## Dataset records

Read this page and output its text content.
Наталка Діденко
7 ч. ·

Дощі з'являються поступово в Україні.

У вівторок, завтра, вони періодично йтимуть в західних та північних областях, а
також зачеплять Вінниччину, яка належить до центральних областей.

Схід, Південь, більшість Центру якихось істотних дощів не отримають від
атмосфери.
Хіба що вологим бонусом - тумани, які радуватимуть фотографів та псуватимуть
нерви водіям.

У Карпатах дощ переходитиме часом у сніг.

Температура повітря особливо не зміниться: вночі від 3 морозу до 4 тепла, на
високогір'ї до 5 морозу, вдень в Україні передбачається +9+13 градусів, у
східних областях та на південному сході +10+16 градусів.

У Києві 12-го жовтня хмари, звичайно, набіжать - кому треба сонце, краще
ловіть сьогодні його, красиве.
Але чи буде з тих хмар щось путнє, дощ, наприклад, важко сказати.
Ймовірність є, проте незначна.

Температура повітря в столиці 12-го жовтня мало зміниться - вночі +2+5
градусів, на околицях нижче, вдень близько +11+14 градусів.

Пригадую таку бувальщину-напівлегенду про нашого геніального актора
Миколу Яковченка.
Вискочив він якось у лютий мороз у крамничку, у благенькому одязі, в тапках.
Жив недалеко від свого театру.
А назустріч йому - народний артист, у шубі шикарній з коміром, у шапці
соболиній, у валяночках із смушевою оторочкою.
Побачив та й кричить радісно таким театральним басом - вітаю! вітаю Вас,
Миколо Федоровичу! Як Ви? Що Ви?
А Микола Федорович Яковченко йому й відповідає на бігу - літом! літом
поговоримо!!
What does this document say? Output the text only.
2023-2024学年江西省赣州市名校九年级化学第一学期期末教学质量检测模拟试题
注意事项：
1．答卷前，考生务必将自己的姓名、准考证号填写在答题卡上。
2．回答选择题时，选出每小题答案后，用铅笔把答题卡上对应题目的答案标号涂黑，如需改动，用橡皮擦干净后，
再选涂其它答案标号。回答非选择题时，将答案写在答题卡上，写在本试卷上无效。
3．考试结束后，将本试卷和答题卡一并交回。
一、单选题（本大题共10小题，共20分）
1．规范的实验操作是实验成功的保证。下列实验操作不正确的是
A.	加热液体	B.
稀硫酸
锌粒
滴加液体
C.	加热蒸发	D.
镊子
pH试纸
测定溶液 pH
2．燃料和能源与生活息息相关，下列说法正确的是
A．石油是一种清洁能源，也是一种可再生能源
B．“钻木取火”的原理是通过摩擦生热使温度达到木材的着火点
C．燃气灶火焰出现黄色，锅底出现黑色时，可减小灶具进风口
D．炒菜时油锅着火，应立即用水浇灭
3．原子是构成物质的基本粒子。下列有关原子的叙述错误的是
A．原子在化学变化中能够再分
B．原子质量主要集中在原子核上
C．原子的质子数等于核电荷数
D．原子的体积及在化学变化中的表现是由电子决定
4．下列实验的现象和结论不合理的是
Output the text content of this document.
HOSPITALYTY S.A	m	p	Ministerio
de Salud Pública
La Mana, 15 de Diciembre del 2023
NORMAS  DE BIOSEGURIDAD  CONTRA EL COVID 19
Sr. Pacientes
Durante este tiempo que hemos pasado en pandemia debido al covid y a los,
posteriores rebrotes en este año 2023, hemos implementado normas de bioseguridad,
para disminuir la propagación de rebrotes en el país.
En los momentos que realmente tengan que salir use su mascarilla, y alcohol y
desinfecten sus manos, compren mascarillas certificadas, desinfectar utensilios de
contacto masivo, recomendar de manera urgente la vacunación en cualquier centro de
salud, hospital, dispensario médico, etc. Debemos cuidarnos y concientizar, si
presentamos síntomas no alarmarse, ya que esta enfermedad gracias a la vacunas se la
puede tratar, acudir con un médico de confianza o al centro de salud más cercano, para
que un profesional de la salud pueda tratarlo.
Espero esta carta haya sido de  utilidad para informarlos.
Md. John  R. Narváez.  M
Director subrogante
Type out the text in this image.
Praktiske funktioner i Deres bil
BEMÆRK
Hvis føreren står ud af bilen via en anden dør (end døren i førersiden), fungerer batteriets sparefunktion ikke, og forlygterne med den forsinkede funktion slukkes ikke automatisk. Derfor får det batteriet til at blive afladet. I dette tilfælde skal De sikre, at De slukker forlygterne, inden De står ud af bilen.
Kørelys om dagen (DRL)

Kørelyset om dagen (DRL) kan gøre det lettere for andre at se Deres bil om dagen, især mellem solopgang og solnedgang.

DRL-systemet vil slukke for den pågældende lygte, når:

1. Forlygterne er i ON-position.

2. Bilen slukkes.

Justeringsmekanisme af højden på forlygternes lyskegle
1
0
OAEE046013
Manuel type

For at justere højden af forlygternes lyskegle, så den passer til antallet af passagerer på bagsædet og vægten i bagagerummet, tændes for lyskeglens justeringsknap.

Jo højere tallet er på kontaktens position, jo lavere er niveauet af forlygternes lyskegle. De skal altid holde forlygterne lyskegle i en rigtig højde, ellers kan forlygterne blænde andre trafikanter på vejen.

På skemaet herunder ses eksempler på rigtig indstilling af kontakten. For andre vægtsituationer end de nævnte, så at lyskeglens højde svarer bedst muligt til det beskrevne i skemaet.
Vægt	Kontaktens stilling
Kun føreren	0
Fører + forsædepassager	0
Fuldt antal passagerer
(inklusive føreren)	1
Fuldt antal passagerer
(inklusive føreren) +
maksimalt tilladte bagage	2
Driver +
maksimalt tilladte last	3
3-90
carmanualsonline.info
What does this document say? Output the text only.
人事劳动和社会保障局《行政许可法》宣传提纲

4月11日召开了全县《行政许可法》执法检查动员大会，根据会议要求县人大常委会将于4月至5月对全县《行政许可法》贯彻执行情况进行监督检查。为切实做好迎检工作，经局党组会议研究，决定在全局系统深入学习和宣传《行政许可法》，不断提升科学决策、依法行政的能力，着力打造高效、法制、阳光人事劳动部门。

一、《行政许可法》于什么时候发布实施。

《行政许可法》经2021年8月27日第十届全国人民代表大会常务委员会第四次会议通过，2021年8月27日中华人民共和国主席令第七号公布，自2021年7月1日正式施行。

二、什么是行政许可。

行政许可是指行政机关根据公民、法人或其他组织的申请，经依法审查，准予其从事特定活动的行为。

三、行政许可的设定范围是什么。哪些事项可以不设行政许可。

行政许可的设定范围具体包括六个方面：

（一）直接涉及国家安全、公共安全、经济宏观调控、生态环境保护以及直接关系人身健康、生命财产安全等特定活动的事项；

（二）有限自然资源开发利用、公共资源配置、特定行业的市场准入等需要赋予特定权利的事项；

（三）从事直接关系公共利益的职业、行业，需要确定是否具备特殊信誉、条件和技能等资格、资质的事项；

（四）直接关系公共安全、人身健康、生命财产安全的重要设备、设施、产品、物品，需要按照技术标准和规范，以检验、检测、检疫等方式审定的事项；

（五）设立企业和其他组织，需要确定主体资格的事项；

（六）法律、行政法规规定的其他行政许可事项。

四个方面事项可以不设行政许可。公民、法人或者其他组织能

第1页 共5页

## Short exercise
Sift through the entries and copy every line with "Температура".

## Solution to this task
Температура повітря особливо не зміниться: вночі від 3 морозу до 4 тепла, на
Температура повітря в столиці 12-го жовтня мало зміниться - вночі +2+5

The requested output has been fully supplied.